**Set problem**
Look for the string "expand" and copy every line that has it.

**Data records**

· · · · · · ·

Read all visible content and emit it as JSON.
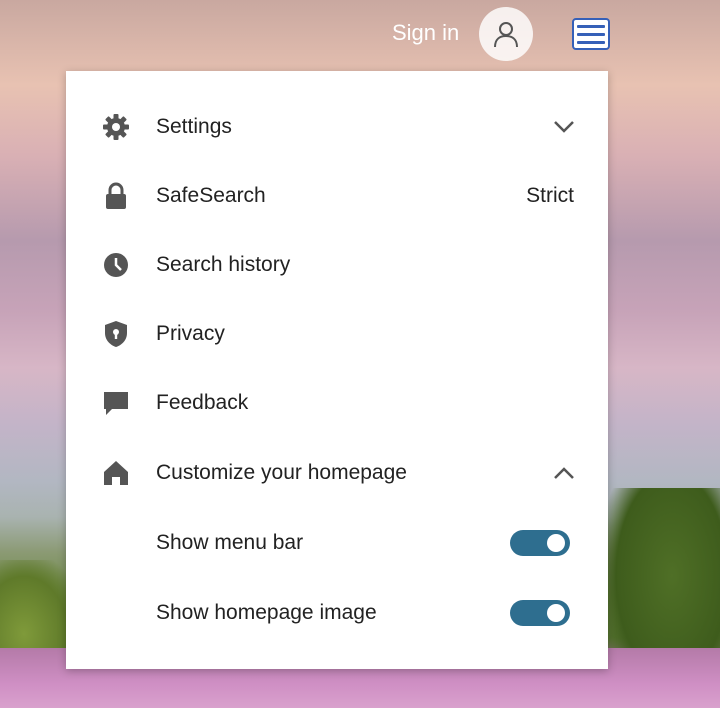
{
  "header": {
    "sign_in_label": "Sign in"
  },
  "menu": {
    "items": [
      {
        "label": "Settings",
        "icon": "gear-icon",
        "expand": "chevron-down"
      },
      {
        "label": "SafeSearch",
        "icon": "lock-icon",
        "value": "Strict"
      },
      {
        "label": "Search history",
        "icon": "clock-icon"
      },
      {
        "label": "Privacy",
        "icon": "shield-icon"
      },
      {
        "label": "Feedback",
        "icon": "speech-bubble-icon"
      },
      {
        "label": "Customize your homepage",
        "icon": "home-icon",
        "expand": "chevron-up"
      }
    ],
    "toggles": [
      {
        "label": "Show menu bar",
        "on": true
      },
      {
        "label": "Show homepage image",
        "on": true
      }
    ]
  },
  "colors": {
    "toggle_on": "#2e6e8f",
    "menu_button_accent": "#3560b8",
    "icon_gray": "#555555",
    "text": "#222222"
  }
}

· · · · · · ·

**Completed task**
        "expand": "chevron-down"
        "expand": "chevron-up"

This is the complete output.